Stated goal: Your job is to restate each entry word for word.

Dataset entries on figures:
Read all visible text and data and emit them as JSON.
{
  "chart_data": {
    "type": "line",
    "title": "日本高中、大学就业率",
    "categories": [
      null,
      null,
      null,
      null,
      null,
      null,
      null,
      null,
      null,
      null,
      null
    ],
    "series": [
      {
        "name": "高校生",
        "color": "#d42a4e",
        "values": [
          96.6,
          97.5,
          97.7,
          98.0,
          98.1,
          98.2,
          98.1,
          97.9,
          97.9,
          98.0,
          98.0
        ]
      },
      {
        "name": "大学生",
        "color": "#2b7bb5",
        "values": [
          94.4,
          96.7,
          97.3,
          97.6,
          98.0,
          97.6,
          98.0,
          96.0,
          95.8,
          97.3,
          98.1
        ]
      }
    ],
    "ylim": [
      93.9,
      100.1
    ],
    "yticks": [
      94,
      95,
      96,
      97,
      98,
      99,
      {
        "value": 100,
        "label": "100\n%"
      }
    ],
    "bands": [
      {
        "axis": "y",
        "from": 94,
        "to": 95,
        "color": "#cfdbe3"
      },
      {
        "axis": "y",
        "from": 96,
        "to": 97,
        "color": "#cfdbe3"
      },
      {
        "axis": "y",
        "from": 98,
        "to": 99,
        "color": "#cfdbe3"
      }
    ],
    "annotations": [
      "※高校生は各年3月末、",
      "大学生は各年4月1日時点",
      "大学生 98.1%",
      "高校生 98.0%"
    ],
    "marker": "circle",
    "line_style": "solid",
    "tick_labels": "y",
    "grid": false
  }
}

Complete response:
Read all visible text and data and emit them as JSON.
{
  "chart_data": {
    "type": "line",
    "title": "日本高中、大学就业率",
    "categories": [
      null,
      null,
      null,
      null,
      null,
      null,
      null,
      null,
      null,
      null,
      null
    ],
    "series": [
      {
        "name": "高校生",
        "color": "#d42a4e",
        "values": [
          96.6,
          97.5,
          97.7,
          98.0,
          98.1,
          98.2,
          98.1,
          97.9,
          97.9,
          98.0,
          98.0
        ]
      },
      {
        "name": "大学生",
        "color": "#2b7bb5",
        "values": [
          94.4,
          96.7,
          97.3,
          97.6,
          98.0,
          97.6,
          98.0,
          96.0,
          95.8,
          97.3,
          98.1
        ]
      }
    ],
    "ylim": [
      93.9,
      100.1
    ],
    "yticks": [
      94,
      95,
      96,
      97,
      98,
      99,
      {
        "value": 100,
        "label": "100\n%"
      }
    ],
    "bands": [
      {
        "axis": "y",
        "from": 94,
        "to": 95,
        "color": "#cfdbe3"
      },
      {
        "axis": "y",
        "from": 96,
        "to": 97,
        "color": "#cfdbe3"
      },
      {
        "axis": "y",
        "from": 98,
        "to": 99,
        "color": "#cfdbe3"
      }
    ],
    "annotations": [
      "※高校生は各年3月末、",
      "大学生は各年4月1日時点",
      "大学生 98.1%",
      "高校生 98.0%"
    ],
    "marker": "circle",
    "line_style": "solid",
    "tick_labels": "y",
    "grid": false
  }
}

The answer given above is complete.